# Written problem
From the entries below, gather each line containing the word "선고하는".

---------- Supplied data ----------

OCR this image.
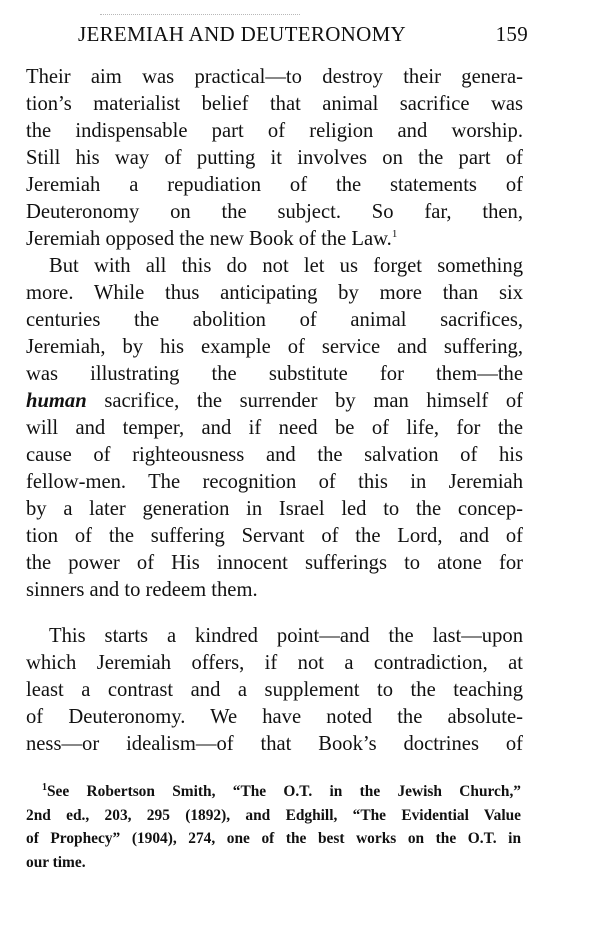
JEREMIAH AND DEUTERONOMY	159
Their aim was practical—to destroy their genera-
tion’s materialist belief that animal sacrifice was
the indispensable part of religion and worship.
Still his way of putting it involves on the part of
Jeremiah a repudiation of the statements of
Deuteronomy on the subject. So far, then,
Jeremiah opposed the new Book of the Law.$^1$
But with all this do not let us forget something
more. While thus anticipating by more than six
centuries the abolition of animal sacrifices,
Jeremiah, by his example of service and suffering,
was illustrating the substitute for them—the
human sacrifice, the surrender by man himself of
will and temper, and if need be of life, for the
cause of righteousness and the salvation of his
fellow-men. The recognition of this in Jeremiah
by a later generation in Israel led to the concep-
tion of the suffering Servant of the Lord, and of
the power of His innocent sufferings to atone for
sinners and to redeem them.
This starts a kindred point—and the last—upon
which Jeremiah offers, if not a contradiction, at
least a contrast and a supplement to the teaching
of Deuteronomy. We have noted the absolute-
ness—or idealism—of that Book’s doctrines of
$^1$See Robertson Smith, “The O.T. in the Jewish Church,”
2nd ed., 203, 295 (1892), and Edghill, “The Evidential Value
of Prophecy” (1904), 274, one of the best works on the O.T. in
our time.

----------
---------- Supplied data ----------

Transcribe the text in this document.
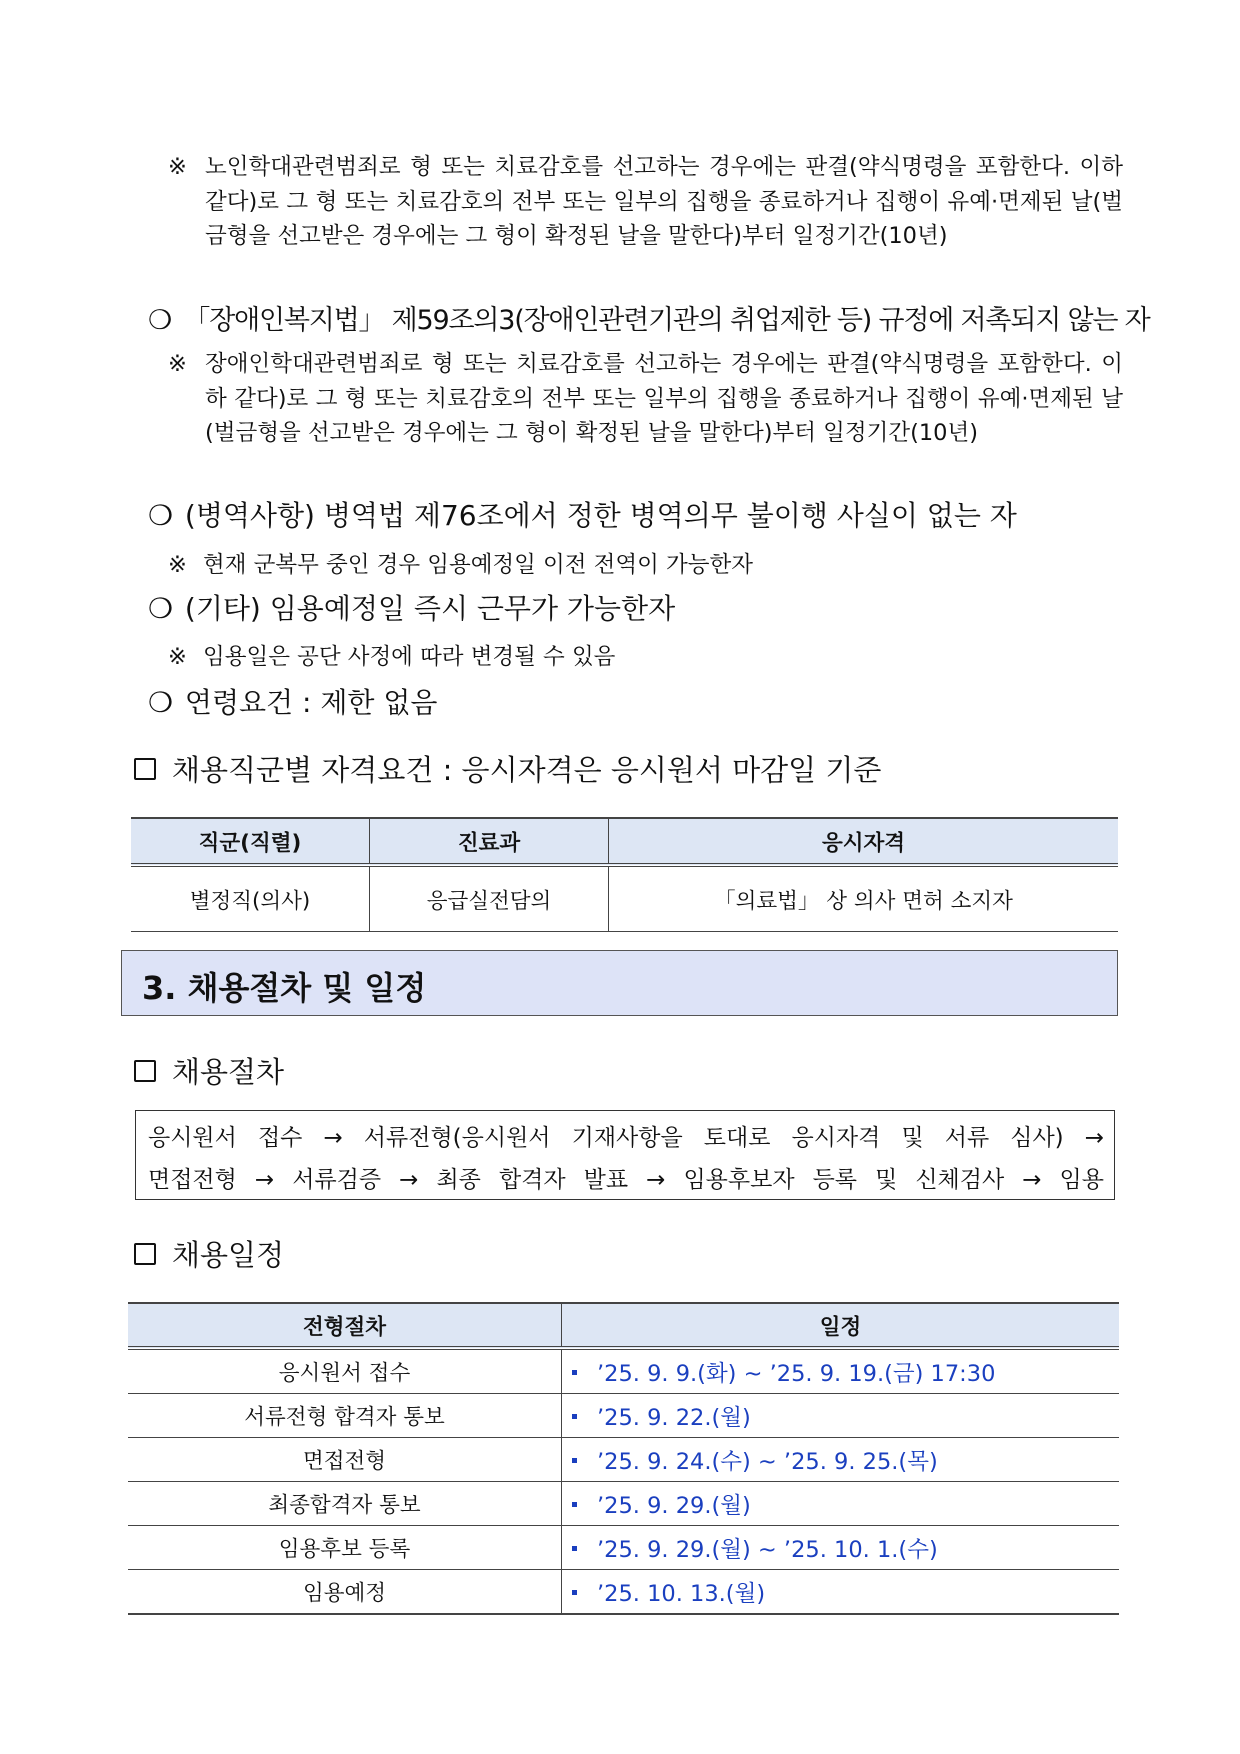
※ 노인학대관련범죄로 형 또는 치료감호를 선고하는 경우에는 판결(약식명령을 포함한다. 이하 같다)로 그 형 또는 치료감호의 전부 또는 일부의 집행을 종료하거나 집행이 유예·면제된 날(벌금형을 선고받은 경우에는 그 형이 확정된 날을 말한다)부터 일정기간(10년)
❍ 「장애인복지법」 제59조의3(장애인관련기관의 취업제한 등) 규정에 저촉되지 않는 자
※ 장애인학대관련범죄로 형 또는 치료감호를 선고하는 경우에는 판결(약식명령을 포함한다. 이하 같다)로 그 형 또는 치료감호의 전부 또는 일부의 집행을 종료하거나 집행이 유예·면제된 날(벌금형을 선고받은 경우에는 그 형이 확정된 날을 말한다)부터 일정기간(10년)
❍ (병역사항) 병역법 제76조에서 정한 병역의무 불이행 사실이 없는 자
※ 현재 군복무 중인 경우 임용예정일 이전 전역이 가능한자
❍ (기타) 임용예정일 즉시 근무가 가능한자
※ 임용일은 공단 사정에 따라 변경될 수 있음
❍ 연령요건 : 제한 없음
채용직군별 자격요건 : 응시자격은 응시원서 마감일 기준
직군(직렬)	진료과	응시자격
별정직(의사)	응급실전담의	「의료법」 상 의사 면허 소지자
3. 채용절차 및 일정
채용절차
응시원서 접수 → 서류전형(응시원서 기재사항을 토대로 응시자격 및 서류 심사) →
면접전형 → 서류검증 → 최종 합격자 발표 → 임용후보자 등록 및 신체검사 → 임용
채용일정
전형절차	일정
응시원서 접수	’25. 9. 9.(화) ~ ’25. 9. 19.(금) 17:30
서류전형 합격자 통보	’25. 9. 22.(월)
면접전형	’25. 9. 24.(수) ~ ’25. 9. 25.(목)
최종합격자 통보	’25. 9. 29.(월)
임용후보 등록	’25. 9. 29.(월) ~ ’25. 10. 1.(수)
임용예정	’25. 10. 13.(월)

----------
---------- Supplied data ----------

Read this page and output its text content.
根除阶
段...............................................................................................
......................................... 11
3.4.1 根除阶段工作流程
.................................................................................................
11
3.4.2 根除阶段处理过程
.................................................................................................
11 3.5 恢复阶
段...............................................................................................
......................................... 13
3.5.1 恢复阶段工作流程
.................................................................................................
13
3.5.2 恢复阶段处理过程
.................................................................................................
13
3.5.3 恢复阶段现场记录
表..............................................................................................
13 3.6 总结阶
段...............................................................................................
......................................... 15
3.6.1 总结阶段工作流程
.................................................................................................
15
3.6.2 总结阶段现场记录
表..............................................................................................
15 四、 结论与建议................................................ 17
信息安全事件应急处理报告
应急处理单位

----------

# Exercise result
※ 노인학대관련범죄로 형 또는 치료감호를 선고하는 경우에는 판결(약식명령을 포함한다. 이하 같다)로 그 형 또는 치료감호의 전부 또는 일부의 집행을 종료하거나 집행이 유예·면제된 날(벌금형을 선고받은 경우에는 그 형이 확정된 날을 말한다)부터 일정기간(10년)
※ 장애인학대관련범죄로 형 또는 치료감호를 선고하는 경우에는 판결(약식명령을 포함한다. 이하 같다)로 그 형 또는 치료감호의 전부 또는 일부의 집행을 종료하거나 집행이 유예·면제된 날(벌금형을 선고받은 경우에는 그 형이 확정된 날을 말한다)부터 일정기간(10년)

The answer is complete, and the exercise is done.